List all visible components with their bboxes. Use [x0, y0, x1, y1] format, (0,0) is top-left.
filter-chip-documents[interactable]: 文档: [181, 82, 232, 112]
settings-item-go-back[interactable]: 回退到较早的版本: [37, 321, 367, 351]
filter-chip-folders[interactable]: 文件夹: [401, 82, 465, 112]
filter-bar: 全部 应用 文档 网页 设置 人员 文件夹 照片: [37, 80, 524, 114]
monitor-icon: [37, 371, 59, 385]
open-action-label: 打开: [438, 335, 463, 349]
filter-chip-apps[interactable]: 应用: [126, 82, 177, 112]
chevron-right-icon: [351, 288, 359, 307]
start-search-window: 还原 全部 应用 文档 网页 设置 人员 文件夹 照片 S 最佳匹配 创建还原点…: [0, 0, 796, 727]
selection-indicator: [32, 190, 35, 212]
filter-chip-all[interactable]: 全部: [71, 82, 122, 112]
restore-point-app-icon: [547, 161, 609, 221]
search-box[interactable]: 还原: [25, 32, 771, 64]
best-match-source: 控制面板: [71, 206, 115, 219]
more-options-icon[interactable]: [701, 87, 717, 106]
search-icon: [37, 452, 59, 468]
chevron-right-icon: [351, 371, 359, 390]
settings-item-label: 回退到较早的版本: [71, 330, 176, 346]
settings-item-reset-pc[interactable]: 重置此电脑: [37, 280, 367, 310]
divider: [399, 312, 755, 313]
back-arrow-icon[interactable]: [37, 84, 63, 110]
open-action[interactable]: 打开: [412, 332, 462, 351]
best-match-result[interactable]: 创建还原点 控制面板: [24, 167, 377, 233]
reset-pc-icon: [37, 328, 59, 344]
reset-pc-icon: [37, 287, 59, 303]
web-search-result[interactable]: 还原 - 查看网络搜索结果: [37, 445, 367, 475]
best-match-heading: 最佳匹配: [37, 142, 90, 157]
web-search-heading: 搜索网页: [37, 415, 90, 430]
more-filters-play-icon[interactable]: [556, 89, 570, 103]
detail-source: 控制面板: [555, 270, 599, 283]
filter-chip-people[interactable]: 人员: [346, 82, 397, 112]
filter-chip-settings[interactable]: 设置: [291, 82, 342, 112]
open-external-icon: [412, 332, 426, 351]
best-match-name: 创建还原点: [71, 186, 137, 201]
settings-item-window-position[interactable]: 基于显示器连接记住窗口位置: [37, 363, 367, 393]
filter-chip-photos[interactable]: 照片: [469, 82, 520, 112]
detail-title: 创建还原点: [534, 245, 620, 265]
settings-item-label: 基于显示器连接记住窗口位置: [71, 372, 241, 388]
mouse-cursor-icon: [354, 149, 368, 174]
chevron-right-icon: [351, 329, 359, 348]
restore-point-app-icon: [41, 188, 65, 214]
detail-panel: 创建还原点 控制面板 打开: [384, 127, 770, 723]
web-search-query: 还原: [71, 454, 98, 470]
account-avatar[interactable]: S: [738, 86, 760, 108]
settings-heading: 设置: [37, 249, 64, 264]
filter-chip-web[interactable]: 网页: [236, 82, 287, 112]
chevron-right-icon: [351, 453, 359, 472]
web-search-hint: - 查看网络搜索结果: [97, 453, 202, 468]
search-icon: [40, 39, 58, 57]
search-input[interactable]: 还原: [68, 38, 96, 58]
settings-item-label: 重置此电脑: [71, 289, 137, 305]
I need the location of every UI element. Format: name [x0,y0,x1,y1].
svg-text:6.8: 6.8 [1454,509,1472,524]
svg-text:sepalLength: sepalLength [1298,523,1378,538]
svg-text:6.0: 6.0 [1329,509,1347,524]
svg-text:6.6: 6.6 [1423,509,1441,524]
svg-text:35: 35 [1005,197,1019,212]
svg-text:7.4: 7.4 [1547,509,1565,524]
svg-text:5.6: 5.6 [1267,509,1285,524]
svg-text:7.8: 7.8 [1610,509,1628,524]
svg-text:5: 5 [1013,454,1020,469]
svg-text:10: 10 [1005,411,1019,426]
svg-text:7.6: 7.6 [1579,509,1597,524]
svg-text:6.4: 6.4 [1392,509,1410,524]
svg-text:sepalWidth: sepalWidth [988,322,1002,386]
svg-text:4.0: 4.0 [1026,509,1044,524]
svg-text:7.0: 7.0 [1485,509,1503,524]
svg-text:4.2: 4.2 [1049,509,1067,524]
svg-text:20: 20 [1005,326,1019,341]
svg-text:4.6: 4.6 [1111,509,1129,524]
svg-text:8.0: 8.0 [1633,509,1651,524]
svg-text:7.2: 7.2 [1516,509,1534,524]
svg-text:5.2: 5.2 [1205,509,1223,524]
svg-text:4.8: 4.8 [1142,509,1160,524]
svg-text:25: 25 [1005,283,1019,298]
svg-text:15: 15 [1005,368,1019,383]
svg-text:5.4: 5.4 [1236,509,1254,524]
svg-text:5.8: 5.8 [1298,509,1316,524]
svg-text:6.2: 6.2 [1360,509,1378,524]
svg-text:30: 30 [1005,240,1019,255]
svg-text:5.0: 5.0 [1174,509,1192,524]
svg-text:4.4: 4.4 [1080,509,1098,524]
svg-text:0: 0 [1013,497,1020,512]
--
» **What to do**: Reproduce the entire listing above, line for line, without changing a single character.

» **Solution below**:
List all visible components with their bboxes. Use [x0, y0, x1, y1] format, (0,0) is top-left.
filter-chip-documents[interactable]: 文档: [181, 82, 232, 112]
settings-item-go-back[interactable]: 回退到较早的版本: [37, 321, 367, 351]
filter-chip-folders[interactable]: 文件夹: [401, 82, 465, 112]
filter-bar: 全部 应用 文档 网页 设置 人员 文件夹 照片: [37, 80, 524, 114]
monitor-icon: [37, 371, 59, 385]
open-action-label: 打开: [438, 335, 463, 349]
filter-chip-apps[interactable]: 应用: [126, 82, 177, 112]
chevron-right-icon: [351, 288, 359, 307]
start-search-window: 还原 全部 应用 文档 网页 设置 人员 文件夹 照片 S 最佳匹配 创建还原点…: [0, 0, 796, 727]
selection-indicator: [32, 190, 35, 212]
filter-chip-all[interactable]: 全部: [71, 82, 122, 112]
restore-point-app-icon: [547, 161, 609, 221]
search-box[interactable]: 还原: [25, 32, 771, 64]
best-match-source: 控制面板: [71, 206, 115, 219]
more-options-icon[interactable]: [701, 87, 717, 106]
search-icon: [37, 452, 59, 468]
chevron-right-icon: [351, 371, 359, 390]
settings-item-label: 回退到较早的版本: [71, 330, 176, 346]
settings-item-reset-pc[interactable]: 重置此电脑: [37, 280, 367, 310]
divider: [399, 312, 755, 313]
back-arrow-icon[interactable]: [37, 84, 63, 110]
open-action[interactable]: 打开: [412, 332, 462, 351]
best-match-result[interactable]: 创建还原点 控制面板: [24, 167, 377, 233]
reset-pc-icon: [37, 328, 59, 344]
reset-pc-icon: [37, 287, 59, 303]
web-search-result[interactable]: 还原 - 查看网络搜索结果: [37, 445, 367, 475]
best-match-heading: 最佳匹配: [37, 142, 90, 157]
web-search-heading: 搜索网页: [37, 415, 90, 430]
more-filters-play-icon[interactable]: [556, 89, 570, 103]
detail-source: 控制面板: [555, 270, 599, 283]
filter-chip-people[interactable]: 人员: [346, 82, 397, 112]
filter-chip-settings[interactable]: 设置: [291, 82, 342, 112]
open-external-icon: [412, 332, 426, 351]
best-match-name: 创建还原点: [71, 186, 137, 201]
settings-item-window-position[interactable]: 基于显示器连接记住窗口位置: [37, 363, 367, 393]
filter-chip-photos[interactable]: 照片: [469, 82, 520, 112]
detail-title: 创建还原点: [534, 245, 620, 265]
settings-item-label: 基于显示器连接记住窗口位置: [71, 372, 241, 388]
mouse-cursor-icon: [354, 149, 368, 174]
chevron-right-icon: [351, 329, 359, 348]
restore-point-app-icon: [41, 188, 65, 214]
detail-panel: 创建还原点 控制面板 打开: [384, 127, 770, 723]
web-search-query: 还原: [71, 454, 98, 470]
account-avatar[interactable]: S: [738, 86, 760, 108]
settings-heading: 设置: [37, 249, 64, 264]
filter-chip-web[interactable]: 网页: [236, 82, 287, 112]
chevron-right-icon: [351, 453, 359, 472]
web-search-hint: - 查看网络搜索结果: [97, 453, 202, 468]
search-icon: [40, 39, 58, 57]
search-input[interactable]: 还原: [68, 38, 96, 58]
settings-item-label: 重置此电脑: [71, 289, 137, 305]
I need the location of every UI element. Format: name [x0,y0,x1,y1].
svg-text:6.8: 6.8 [1454,509,1472,524]
svg-text:sepalLength: sepalLength [1298,523,1378,538]
svg-text:6.0: 6.0 [1329,509,1347,524]
svg-text:6.6: 6.6 [1423,509,1441,524]
svg-text:35: 35 [1005,197,1019,212]
svg-text:7.4: 7.4 [1547,509,1565,524]
svg-text:5.6: 5.6 [1267,509,1285,524]
svg-text:7.8: 7.8 [1610,509,1628,524]
svg-text:5: 5 [1013,454,1020,469]
svg-text:10: 10 [1005,411,1019,426]
svg-text:7.6: 7.6 [1579,509,1597,524]
svg-text:6.4: 6.4 [1392,509,1410,524]
svg-text:sepalWidth: sepalWidth [988,322,1002,386]
svg-text:4.0: 4.0 [1026,509,1044,524]
svg-text:7.0: 7.0 [1485,509,1503,524]
svg-text:4.2: 4.2 [1049,509,1067,524]
svg-text:20: 20 [1005,326,1019,341]
svg-text:4.6: 4.6 [1111,509,1129,524]
svg-text:8.0: 8.0 [1633,509,1651,524]
svg-text:7.2: 7.2 [1516,509,1534,524]
svg-text:5.2: 5.2 [1205,509,1223,524]
svg-text:4.8: 4.8 [1142,509,1160,524]
svg-text:25: 25 [1005,283,1019,298]
svg-text:15: 15 [1005,368,1019,383]
svg-text:5.4: 5.4 [1236,509,1254,524]
svg-text:5.8: 5.8 [1298,509,1316,524]
svg-text:6.2: 6.2 [1360,509,1378,524]
svg-text:30: 30 [1005,240,1019,255]
svg-text:5.0: 5.0 [1174,509,1192,524]
svg-text:4.4: 4.4 [1080,509,1098,524]
svg-text:0: 0 [1013,497,1020,512]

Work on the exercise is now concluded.